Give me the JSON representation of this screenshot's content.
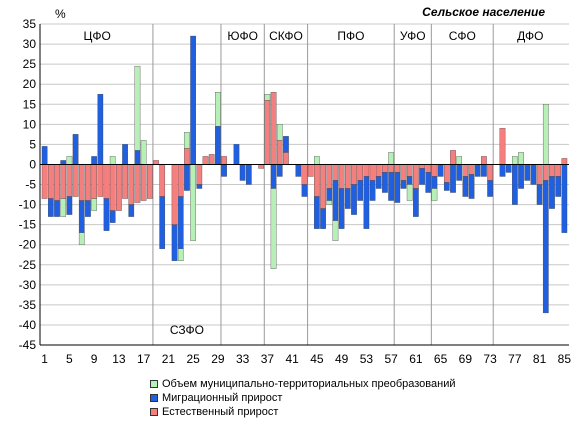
{
  "title": "Сельское население",
  "chart_data": {
    "type": "bar",
    "stacked": "signed",
    "unit_label": "%",
    "ylim": [
      -45,
      35
    ],
    "ytick_step": 5,
    "grid": true,
    "x_tick_labels": [
      "1",
      "5",
      "9",
      "13",
      "17",
      "21",
      "25",
      "29",
      "33",
      "37",
      "41",
      "45",
      "49",
      "53",
      "57",
      "61",
      "65",
      "69",
      "73",
      "77",
      "81",
      "85"
    ],
    "x_tick_values": [
      1,
      5,
      9,
      13,
      17,
      21,
      25,
      29,
      33,
      37,
      41,
      45,
      49,
      53,
      57,
      61,
      65,
      69,
      73,
      77,
      81,
      85
    ],
    "categories": [
      1,
      2,
      3,
      4,
      5,
      6,
      7,
      8,
      9,
      10,
      11,
      12,
      13,
      14,
      15,
      16,
      17,
      18,
      19,
      20,
      21,
      22,
      23,
      24,
      25,
      26,
      27,
      28,
      29,
      30,
      31,
      32,
      33,
      34,
      35,
      36,
      37,
      38,
      39,
      40,
      41,
      42,
      43,
      44,
      45,
      46,
      47,
      48,
      49,
      50,
      51,
      52,
      53,
      54,
      55,
      56,
      57,
      58,
      59,
      60,
      61,
      62,
      63,
      64,
      65,
      66,
      67,
      68,
      69,
      70,
      71,
      72,
      73,
      74,
      75,
      76,
      77,
      78,
      79,
      80,
      81,
      82,
      83,
      84,
      85
    ],
    "regions": [
      {
        "label": "ЦФО",
        "start": 1,
        "end": 18
      },
      {
        "label": "СЗФО",
        "start": 19,
        "end": 29
      },
      {
        "label": "ЮФО",
        "start": 30,
        "end": 36
      },
      {
        "label": "СКФО",
        "start": 37,
        "end": 43
      },
      {
        "label": "ПФО",
        "start": 44,
        "end": 57
      },
      {
        "label": "УФО",
        "start": 58,
        "end": 63
      },
      {
        "label": "СФО",
        "start": 64,
        "end": 73
      },
      {
        "label": "ДФО",
        "start": 74,
        "end": 85
      }
    ],
    "series": [
      {
        "name": "Объем муниципально-территориальных преобразований",
        "color": "#b7f0b7",
        "values": [
          0,
          0,
          0,
          -4.5,
          2,
          0,
          -3,
          0,
          -3,
          0,
          0,
          2,
          0,
          0,
          0,
          21,
          6,
          0,
          0,
          0,
          0,
          0,
          -3,
          4,
          -19,
          0,
          0,
          0,
          8.5,
          0,
          0,
          0,
          0,
          0,
          0,
          0,
          1.5,
          -20,
          4,
          0,
          0,
          0,
          0,
          0,
          2,
          0,
          -1,
          -5,
          0,
          0,
          0,
          0,
          0,
          0,
          0,
          0,
          3,
          0,
          0,
          -4,
          0,
          0,
          0,
          -3,
          0,
          0,
          0,
          2,
          0,
          0,
          0,
          0,
          0,
          0,
          0,
          0,
          2,
          3,
          0,
          0,
          0,
          15,
          0,
          0,
          0
        ]
      },
      {
        "name": "Миграционный прирост",
        "color": "#1f5fe0",
        "values": [
          4.5,
          -4.5,
          -4,
          1,
          -4.5,
          7.5,
          -8,
          -4,
          2,
          17.5,
          -8,
          -3,
          0,
          5,
          -3,
          3.5,
          0,
          0,
          0,
          -13,
          0,
          -9,
          -13,
          -6.5,
          32,
          -1,
          0,
          0,
          9.5,
          -3,
          0,
          5,
          -4,
          -5,
          0,
          0,
          0,
          -6,
          -3,
          4,
          0,
          -3,
          -3,
          0,
          -8,
          -5,
          -3,
          -10,
          -10,
          -5,
          -7.5,
          -5,
          -13,
          -5,
          -3,
          -5,
          -7,
          -7.5,
          -2,
          -2,
          -7,
          -4,
          -5,
          -3,
          -3,
          -2,
          -7,
          -4,
          -5,
          -6,
          -3,
          -3,
          -4,
          0,
          -3,
          -2,
          -10,
          -6,
          -4,
          -5,
          -5,
          -33,
          -8,
          -5,
          -17
        ]
      },
      {
        "name": "Естественный прирост",
        "color": "#f47f7f",
        "values": [
          -8.5,
          -8.5,
          -9,
          -8.5,
          -8,
          -8,
          -9,
          -9,
          -8.5,
          -8,
          -8.5,
          -11.5,
          -11.5,
          -8.5,
          -10,
          -9.5,
          -9,
          -8.5,
          1,
          -8,
          0,
          -15,
          -8,
          4,
          0,
          -5,
          2,
          2.5,
          0,
          2,
          0,
          0,
          0,
          0,
          0,
          -1,
          16,
          18,
          6,
          3,
          0,
          0,
          -5,
          -3,
          -8,
          -11,
          -6,
          -4,
          -6,
          -6,
          -5,
          -4,
          -3,
          -4,
          -3,
          -2,
          -2,
          -2,
          -4,
          -3,
          -6,
          -1,
          -2,
          -3,
          0,
          -4.5,
          3.5,
          0,
          -3,
          -2.5,
          0,
          2,
          -4,
          0,
          9,
          0,
          0,
          0,
          0,
          0,
          -5,
          -4,
          -3,
          -3,
          1.5
        ]
      }
    ]
  },
  "legend": {
    "items": [
      "Объем муниципально-территориальных преобразований",
      "Миграционный прирост",
      "Естественный прирост"
    ]
  }
}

■ STATED EXERCISE ■
Quote the preceding records in their entirety, excluding every picture.

■ OUTPUT OF THE EXERCISE ■
Give me the JSON representation of this screenshot's content.
{
  "title": "Сельское население",
  "chart_data": {
    "type": "bar",
    "stacked": "signed",
    "unit_label": "%",
    "ylim": [
      -45,
      35
    ],
    "ytick_step": 5,
    "grid": true,
    "x_tick_labels": [
      "1",
      "5",
      "9",
      "13",
      "17",
      "21",
      "25",
      "29",
      "33",
      "37",
      "41",
      "45",
      "49",
      "53",
      "57",
      "61",
      "65",
      "69",
      "73",
      "77",
      "81",
      "85"
    ],
    "x_tick_values": [
      1,
      5,
      9,
      13,
      17,
      21,
      25,
      29,
      33,
      37,
      41,
      45,
      49,
      53,
      57,
      61,
      65,
      69,
      73,
      77,
      81,
      85
    ],
    "categories": [
      1,
      2,
      3,
      4,
      5,
      6,
      7,
      8,
      9,
      10,
      11,
      12,
      13,
      14,
      15,
      16,
      17,
      18,
      19,
      20,
      21,
      22,
      23,
      24,
      25,
      26,
      27,
      28,
      29,
      30,
      31,
      32,
      33,
      34,
      35,
      36,
      37,
      38,
      39,
      40,
      41,
      42,
      43,
      44,
      45,
      46,
      47,
      48,
      49,
      50,
      51,
      52,
      53,
      54,
      55,
      56,
      57,
      58,
      59,
      60,
      61,
      62,
      63,
      64,
      65,
      66,
      67,
      68,
      69,
      70,
      71,
      72,
      73,
      74,
      75,
      76,
      77,
      78,
      79,
      80,
      81,
      82,
      83,
      84,
      85
    ],
    "regions": [
      {
        "label": "ЦФО",
        "start": 1,
        "end": 18
      },
      {
        "label": "СЗФО",
        "start": 19,
        "end": 29
      },
      {
        "label": "ЮФО",
        "start": 30,
        "end": 36
      },
      {
        "label": "СКФО",
        "start": 37,
        "end": 43
      },
      {
        "label": "ПФО",
        "start": 44,
        "end": 57
      },
      {
        "label": "УФО",
        "start": 58,
        "end": 63
      },
      {
        "label": "СФО",
        "start": 64,
        "end": 73
      },
      {
        "label": "ДФО",
        "start": 74,
        "end": 85
      }
    ],
    "series": [
      {
        "name": "Объем муниципально-территориальных преобразований",
        "color": "#b7f0b7",
        "values": [
          0,
          0,
          0,
          -4.5,
          2,
          0,
          -3,
          0,
          -3,
          0,
          0,
          2,
          0,
          0,
          0,
          21,
          6,
          0,
          0,
          0,
          0,
          0,
          -3,
          4,
          -19,
          0,
          0,
          0,
          8.5,
          0,
          0,
          0,
          0,
          0,
          0,
          0,
          1.5,
          -20,
          4,
          0,
          0,
          0,
          0,
          0,
          2,
          0,
          -1,
          -5,
          0,
          0,
          0,
          0,
          0,
          0,
          0,
          0,
          3,
          0,
          0,
          -4,
          0,
          0,
          0,
          -3,
          0,
          0,
          0,
          2,
          0,
          0,
          0,
          0,
          0,
          0,
          0,
          0,
          2,
          3,
          0,
          0,
          0,
          15,
          0,
          0,
          0
        ]
      },
      {
        "name": "Миграционный прирост",
        "color": "#1f5fe0",
        "values": [
          4.5,
          -4.5,
          -4,
          1,
          -4.5,
          7.5,
          -8,
          -4,
          2,
          17.5,
          -8,
          -3,
          0,
          5,
          -3,
          3.5,
          0,
          0,
          0,
          -13,
          0,
          -9,
          -13,
          -6.5,
          32,
          -1,
          0,
          0,
          9.5,
          -3,
          0,
          5,
          -4,
          -5,
          0,
          0,
          0,
          -6,
          -3,
          4,
          0,
          -3,
          -3,
          0,
          -8,
          -5,
          -3,
          -10,
          -10,
          -5,
          -7.5,
          -5,
          -13,
          -5,
          -3,
          -5,
          -7,
          -7.5,
          -2,
          -2,
          -7,
          -4,
          -5,
          -3,
          -3,
          -2,
          -7,
          -4,
          -5,
          -6,
          -3,
          -3,
          -4,
          0,
          -3,
          -2,
          -10,
          -6,
          -4,
          -5,
          -5,
          -33,
          -8,
          -5,
          -17
        ]
      },
      {
        "name": "Естественный прирост",
        "color": "#f47f7f",
        "values": [
          -8.5,
          -8.5,
          -9,
          -8.5,
          -8,
          -8,
          -9,
          -9,
          -8.5,
          -8,
          -8.5,
          -11.5,
          -11.5,
          -8.5,
          -10,
          -9.5,
          -9,
          -8.5,
          1,
          -8,
          0,
          -15,
          -8,
          4,
          0,
          -5,
          2,
          2.5,
          0,
          2,
          0,
          0,
          0,
          0,
          0,
          -1,
          16,
          18,
          6,
          3,
          0,
          0,
          -5,
          -3,
          -8,
          -11,
          -6,
          -4,
          -6,
          -6,
          -5,
          -4,
          -3,
          -4,
          -3,
          -2,
          -2,
          -2,
          -4,
          -3,
          -6,
          -1,
          -2,
          -3,
          0,
          -4.5,
          3.5,
          0,
          -3,
          -2.5,
          0,
          2,
          -4,
          0,
          9,
          0,
          0,
          0,
          0,
          0,
          -5,
          -4,
          -3,
          -3,
          1.5
        ]
      }
    ]
  },
  "legend": {
    "items": [
      "Объем муниципально-территориальных преобразований",
      "Миграционный прирост",
      "Естественный прирост"
    ]
  }
}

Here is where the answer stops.